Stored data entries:
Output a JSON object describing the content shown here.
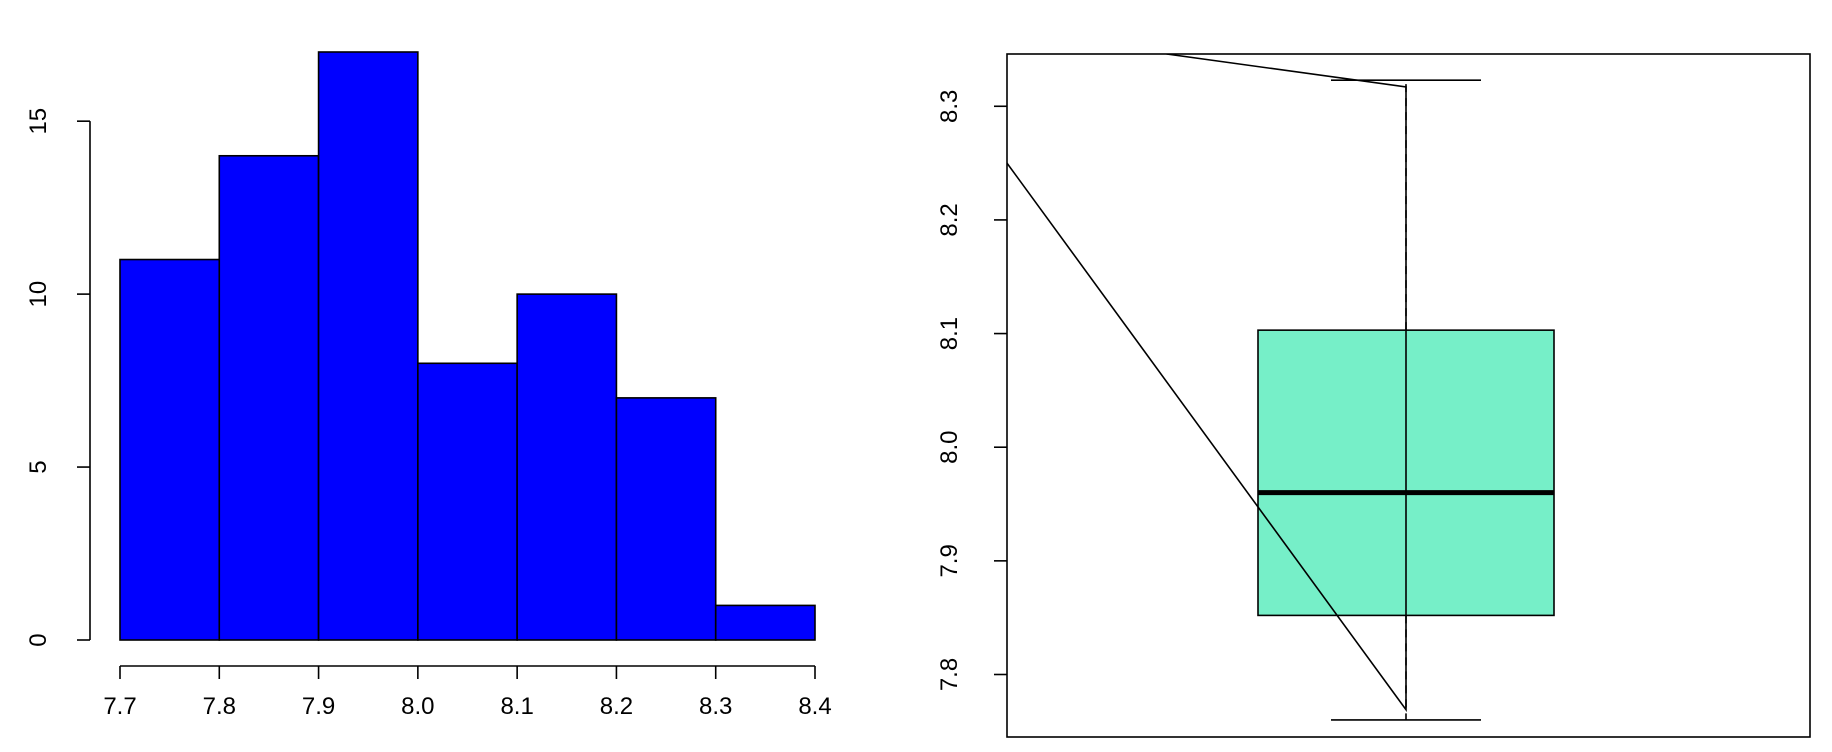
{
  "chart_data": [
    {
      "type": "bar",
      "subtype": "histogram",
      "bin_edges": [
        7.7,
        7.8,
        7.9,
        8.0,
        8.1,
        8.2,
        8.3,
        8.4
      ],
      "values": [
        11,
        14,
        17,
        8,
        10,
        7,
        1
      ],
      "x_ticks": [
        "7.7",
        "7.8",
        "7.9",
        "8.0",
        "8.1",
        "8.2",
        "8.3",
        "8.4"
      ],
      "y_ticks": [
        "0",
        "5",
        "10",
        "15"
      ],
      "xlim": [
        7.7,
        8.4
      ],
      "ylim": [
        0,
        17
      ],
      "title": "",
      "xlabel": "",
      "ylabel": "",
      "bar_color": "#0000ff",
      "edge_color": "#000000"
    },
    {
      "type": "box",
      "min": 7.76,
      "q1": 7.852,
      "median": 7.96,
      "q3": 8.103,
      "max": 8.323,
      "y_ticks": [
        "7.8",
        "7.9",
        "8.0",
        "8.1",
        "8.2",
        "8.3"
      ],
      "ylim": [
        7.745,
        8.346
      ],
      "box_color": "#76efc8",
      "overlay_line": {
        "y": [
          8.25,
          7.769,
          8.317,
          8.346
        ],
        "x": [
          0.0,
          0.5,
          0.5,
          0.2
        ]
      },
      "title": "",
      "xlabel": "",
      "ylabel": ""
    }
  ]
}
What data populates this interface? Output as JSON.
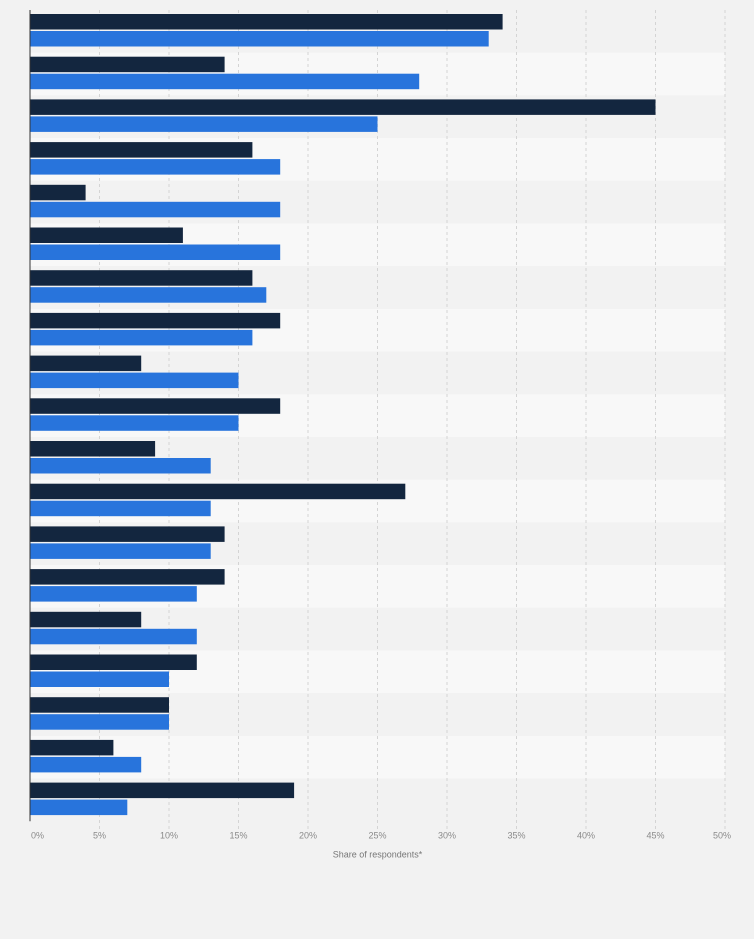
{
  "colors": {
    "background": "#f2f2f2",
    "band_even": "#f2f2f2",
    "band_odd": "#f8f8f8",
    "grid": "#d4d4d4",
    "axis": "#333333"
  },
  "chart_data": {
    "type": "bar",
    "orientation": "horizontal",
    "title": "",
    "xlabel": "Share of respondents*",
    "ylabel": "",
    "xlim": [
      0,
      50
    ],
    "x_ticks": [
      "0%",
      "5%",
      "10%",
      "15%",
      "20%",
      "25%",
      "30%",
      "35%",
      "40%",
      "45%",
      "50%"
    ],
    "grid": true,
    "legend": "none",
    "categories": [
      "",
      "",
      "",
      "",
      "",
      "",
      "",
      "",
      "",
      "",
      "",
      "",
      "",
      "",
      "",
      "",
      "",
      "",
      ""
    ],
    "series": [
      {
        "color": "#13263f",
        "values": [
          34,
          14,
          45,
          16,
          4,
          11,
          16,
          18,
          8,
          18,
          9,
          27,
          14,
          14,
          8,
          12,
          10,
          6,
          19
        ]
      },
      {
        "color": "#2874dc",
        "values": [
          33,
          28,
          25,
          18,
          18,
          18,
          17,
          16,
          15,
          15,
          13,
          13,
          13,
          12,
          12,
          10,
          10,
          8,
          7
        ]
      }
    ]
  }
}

JOB:
Every record above should come back exactly, but without its pictures.

EXPECTED OUTPUT:
Output a JSON object describing the content shown here.
{
  "chart_data": [
    {
      "type": "bar",
      "subtype": "histogram",
      "bin_edges": [
        7.7,
        7.8,
        7.9,
        8.0,
        8.1,
        8.2,
        8.3,
        8.4
      ],
      "values": [
        11,
        14,
        17,
        8,
        10,
        7,
        1
      ],
      "x_ticks": [
        "7.7",
        "7.8",
        "7.9",
        "8.0",
        "8.1",
        "8.2",
        "8.3",
        "8.4"
      ],
      "y_ticks": [
        "0",
        "5",
        "10",
        "15"
      ],
      "xlim": [
        7.7,
        8.4
      ],
      "ylim": [
        0,
        17
      ],
      "title": "",
      "xlabel": "",
      "ylabel": "",
      "bar_color": "#0000ff",
      "edge_color": "#000000"
    },
    {
      "type": "box",
      "min": 7.76,
      "q1": 7.852,
      "median": 7.96,
      "q3": 8.103,
      "max": 8.323,
      "y_ticks": [
        "7.8",
        "7.9",
        "8.0",
        "8.1",
        "8.2",
        "8.3"
      ],
      "ylim": [
        7.745,
        8.346
      ],
      "box_color": "#76efc8",
      "overlay_line": {
        "y": [
          8.25,
          7.769,
          8.317,
          8.346
        ],
        "x": [
          0.0,
          0.5,
          0.5,
          0.2
        ]
      },
      "title": "",
      "xlabel": "",
      "ylabel": ""
    }
  ]
}
What data populates this interface? Output as JSON.
{
  "colors": {
    "background": "#f2f2f2",
    "band_even": "#f2f2f2",
    "band_odd": "#f8f8f8",
    "grid": "#d4d4d4",
    "axis": "#333333"
  },
  "chart_data": {
    "type": "bar",
    "orientation": "horizontal",
    "title": "",
    "xlabel": "Share of respondents*",
    "ylabel": "",
    "xlim": [
      0,
      50
    ],
    "x_ticks": [
      "0%",
      "5%",
      "10%",
      "15%",
      "20%",
      "25%",
      "30%",
      "35%",
      "40%",
      "45%",
      "50%"
    ],
    "grid": true,
    "legend": "none",
    "categories": [
      "",
      "",
      "",
      "",
      "",
      "",
      "",
      "",
      "",
      "",
      "",
      "",
      "",
      "",
      "",
      "",
      "",
      "",
      ""
    ],
    "series": [
      {
        "color": "#13263f",
        "values": [
          34,
          14,
          45,
          16,
          4,
          11,
          16,
          18,
          8,
          18,
          9,
          27,
          14,
          14,
          8,
          12,
          10,
          6,
          19
        ]
      },
      {
        "color": "#2874dc",
        "values": [
          33,
          28,
          25,
          18,
          18,
          18,
          17,
          16,
          15,
          15,
          13,
          13,
          13,
          12,
          12,
          10,
          10,
          8,
          7
        ]
      }
    ]
  }
}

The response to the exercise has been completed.